§ What needs to be done: Work out the number of lines in the listing that include the string "some". Reply with that number alone.

§ Provided entries:
----

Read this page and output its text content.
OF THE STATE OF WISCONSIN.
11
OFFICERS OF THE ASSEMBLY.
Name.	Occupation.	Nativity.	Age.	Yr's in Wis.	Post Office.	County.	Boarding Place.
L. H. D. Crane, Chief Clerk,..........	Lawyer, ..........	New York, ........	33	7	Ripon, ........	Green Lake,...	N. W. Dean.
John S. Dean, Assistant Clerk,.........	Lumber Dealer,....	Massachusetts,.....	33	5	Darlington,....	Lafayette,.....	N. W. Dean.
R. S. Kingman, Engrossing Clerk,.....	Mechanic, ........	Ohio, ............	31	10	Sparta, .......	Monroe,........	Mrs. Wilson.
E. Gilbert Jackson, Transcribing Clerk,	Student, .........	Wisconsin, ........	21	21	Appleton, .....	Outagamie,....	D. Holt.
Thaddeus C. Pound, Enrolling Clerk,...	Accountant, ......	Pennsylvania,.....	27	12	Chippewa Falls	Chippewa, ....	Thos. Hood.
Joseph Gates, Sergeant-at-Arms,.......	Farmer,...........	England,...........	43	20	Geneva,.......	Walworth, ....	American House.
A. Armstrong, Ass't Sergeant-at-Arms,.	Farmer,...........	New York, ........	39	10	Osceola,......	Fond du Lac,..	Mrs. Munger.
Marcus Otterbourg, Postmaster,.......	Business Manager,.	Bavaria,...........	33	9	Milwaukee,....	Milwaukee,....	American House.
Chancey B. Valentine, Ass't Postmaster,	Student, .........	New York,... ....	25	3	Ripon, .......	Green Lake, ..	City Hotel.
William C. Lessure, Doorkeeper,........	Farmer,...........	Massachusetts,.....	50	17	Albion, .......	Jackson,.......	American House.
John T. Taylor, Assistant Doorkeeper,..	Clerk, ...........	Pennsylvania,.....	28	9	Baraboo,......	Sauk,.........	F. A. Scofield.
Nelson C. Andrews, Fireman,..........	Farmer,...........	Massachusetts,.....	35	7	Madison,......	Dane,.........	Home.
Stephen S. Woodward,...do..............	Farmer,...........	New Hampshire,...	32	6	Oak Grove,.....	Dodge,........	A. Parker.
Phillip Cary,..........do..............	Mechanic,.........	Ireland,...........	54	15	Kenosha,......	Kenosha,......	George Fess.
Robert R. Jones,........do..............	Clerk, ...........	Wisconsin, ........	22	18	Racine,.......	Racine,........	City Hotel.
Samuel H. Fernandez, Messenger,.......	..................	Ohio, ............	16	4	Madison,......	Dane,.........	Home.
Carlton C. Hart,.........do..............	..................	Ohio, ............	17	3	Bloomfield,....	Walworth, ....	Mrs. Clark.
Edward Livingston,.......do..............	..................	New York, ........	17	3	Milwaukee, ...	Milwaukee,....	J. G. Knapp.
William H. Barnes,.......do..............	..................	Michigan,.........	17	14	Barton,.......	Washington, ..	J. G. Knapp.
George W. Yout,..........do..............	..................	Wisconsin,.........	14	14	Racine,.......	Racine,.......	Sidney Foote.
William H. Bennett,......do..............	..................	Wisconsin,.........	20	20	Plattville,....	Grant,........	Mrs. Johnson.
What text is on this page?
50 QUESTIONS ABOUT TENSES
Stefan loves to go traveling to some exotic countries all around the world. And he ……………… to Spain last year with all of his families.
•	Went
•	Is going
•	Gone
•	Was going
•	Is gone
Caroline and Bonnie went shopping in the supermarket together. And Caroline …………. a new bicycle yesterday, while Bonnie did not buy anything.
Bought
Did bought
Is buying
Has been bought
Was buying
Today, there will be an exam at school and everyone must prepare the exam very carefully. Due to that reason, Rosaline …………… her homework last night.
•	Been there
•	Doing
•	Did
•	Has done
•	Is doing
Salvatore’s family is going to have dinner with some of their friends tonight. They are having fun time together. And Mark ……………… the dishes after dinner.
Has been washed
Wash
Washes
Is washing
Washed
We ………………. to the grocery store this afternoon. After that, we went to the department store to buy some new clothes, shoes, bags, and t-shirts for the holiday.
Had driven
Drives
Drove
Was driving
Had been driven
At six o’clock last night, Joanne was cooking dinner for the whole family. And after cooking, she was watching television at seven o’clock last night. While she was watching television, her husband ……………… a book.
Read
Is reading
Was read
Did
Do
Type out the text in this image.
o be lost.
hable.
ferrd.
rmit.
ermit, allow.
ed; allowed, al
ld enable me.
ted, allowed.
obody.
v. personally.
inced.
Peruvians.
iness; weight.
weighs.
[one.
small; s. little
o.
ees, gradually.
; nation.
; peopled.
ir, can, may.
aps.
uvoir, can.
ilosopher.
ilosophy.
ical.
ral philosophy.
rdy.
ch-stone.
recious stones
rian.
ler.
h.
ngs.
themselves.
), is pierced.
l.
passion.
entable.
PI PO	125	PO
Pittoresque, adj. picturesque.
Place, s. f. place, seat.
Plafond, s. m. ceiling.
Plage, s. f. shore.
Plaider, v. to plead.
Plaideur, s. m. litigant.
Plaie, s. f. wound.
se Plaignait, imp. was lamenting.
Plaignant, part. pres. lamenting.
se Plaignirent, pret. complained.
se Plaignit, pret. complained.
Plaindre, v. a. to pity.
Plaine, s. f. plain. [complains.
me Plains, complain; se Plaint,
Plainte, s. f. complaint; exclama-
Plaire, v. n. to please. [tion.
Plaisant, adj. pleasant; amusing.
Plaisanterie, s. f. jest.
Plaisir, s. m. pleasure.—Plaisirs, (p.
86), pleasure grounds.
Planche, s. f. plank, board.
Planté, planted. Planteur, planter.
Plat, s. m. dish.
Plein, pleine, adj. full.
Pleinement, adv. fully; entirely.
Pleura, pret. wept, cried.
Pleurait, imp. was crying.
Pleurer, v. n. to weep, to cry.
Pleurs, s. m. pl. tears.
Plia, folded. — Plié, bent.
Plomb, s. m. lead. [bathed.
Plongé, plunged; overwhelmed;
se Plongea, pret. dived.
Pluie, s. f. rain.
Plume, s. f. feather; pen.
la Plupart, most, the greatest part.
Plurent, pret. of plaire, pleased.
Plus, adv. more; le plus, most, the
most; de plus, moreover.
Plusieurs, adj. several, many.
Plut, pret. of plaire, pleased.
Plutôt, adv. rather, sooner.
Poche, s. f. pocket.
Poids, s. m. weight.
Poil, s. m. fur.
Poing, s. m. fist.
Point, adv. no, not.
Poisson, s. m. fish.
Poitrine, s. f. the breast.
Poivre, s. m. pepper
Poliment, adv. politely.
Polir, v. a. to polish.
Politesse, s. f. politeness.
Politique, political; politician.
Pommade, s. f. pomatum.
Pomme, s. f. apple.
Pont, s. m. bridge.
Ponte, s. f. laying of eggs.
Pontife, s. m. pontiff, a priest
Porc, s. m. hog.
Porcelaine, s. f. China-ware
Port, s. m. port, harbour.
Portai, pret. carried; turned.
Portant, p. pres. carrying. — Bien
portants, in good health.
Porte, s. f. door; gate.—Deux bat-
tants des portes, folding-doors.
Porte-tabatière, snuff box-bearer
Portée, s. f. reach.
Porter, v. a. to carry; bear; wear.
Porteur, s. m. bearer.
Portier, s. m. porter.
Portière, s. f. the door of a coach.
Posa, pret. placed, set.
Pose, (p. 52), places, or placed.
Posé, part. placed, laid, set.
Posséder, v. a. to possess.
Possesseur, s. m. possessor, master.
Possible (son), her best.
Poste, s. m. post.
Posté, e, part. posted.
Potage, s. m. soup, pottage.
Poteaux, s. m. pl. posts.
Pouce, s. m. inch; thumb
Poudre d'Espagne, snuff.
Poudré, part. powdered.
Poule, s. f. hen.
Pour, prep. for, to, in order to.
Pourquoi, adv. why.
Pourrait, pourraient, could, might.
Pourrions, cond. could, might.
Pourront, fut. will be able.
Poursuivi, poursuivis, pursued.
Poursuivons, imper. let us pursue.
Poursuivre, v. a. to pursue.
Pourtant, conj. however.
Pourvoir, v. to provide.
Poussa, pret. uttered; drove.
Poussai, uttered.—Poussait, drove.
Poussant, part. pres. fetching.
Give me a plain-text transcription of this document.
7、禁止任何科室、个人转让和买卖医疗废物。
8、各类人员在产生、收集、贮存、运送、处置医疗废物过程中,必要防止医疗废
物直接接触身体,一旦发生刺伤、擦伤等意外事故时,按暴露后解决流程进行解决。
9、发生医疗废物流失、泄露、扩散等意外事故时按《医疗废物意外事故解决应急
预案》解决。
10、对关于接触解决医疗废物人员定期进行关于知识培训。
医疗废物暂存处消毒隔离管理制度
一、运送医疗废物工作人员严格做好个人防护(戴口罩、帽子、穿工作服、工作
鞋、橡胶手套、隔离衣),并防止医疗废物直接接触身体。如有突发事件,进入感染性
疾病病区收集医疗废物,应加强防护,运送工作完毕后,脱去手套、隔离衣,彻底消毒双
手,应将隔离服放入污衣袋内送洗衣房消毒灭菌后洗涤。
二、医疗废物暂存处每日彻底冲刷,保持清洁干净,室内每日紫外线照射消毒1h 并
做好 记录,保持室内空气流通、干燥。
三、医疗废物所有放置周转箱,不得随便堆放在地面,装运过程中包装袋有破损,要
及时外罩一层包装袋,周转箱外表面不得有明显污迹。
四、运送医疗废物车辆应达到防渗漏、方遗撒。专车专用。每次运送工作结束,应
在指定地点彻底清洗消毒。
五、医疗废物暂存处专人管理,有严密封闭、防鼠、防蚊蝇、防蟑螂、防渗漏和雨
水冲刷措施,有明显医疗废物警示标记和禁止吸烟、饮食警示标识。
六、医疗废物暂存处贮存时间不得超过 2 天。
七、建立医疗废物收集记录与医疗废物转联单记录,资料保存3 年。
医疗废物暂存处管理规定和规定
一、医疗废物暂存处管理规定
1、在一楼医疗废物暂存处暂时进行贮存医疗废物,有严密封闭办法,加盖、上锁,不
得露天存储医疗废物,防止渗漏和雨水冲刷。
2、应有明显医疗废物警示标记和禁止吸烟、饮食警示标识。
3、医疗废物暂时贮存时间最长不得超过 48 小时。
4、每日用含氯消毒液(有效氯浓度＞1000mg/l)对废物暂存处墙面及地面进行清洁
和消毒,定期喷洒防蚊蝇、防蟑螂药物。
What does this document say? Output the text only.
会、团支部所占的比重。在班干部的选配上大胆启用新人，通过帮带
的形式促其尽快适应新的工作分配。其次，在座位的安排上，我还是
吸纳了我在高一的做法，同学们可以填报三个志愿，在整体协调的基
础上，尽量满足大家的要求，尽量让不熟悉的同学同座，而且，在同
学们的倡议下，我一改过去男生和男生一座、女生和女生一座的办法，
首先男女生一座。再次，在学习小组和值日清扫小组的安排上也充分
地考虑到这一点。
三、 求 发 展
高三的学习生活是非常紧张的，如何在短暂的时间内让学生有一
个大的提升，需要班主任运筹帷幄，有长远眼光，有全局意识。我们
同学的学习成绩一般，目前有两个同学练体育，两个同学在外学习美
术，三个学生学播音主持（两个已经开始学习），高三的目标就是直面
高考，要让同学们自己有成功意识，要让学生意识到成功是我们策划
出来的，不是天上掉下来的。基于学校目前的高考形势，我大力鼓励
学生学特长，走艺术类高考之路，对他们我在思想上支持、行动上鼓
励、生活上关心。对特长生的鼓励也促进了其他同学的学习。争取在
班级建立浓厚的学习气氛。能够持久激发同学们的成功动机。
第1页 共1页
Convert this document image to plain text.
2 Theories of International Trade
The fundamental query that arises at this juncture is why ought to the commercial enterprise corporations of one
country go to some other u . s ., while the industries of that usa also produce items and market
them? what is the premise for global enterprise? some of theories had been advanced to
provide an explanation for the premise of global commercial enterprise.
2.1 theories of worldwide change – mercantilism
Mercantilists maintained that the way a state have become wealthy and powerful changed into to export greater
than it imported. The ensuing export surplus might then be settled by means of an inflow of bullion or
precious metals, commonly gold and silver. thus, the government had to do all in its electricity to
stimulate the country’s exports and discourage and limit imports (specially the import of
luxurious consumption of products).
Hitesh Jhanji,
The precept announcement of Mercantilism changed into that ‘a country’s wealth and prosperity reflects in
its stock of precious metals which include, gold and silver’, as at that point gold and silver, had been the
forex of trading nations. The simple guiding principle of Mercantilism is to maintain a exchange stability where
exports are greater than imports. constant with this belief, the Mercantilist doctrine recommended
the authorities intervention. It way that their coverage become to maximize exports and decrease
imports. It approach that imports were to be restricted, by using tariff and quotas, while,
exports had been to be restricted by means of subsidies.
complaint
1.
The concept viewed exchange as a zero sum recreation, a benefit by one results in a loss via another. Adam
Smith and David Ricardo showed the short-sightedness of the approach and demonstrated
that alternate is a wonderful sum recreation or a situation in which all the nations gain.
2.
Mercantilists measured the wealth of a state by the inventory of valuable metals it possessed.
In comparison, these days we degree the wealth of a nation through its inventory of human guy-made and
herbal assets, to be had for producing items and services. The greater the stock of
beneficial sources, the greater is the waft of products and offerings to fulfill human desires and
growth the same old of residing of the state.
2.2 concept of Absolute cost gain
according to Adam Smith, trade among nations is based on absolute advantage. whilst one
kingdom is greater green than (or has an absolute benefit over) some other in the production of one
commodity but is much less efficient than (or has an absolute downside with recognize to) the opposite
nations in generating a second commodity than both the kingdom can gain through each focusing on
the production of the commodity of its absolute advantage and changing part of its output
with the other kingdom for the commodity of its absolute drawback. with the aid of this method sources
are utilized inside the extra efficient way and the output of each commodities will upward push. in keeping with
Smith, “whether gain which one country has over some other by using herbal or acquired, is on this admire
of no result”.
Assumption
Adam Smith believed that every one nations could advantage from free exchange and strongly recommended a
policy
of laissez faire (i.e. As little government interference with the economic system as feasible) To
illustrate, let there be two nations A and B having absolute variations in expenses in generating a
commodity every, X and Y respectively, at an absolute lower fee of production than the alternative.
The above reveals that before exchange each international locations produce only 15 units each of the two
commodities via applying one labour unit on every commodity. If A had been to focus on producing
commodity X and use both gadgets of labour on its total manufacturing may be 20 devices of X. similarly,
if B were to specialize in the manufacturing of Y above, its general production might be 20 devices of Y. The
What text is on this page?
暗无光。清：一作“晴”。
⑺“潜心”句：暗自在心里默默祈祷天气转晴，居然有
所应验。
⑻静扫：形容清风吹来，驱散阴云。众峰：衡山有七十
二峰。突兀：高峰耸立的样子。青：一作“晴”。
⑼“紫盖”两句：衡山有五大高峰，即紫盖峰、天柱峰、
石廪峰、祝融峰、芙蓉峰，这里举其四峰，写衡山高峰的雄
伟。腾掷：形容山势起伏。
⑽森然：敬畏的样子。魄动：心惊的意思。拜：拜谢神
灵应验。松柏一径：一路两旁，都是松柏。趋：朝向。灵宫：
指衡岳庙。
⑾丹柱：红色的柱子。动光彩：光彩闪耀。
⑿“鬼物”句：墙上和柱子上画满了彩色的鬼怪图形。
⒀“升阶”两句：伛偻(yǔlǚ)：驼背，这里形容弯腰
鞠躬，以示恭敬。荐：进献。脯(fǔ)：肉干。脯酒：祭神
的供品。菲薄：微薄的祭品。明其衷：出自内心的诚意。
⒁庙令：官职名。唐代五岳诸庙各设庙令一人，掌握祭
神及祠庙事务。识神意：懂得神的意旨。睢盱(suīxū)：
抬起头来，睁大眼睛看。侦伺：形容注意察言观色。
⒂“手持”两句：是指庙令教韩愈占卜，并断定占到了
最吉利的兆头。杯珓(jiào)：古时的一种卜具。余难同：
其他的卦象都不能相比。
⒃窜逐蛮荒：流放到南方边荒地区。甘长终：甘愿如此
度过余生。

----

§ Correct result: 7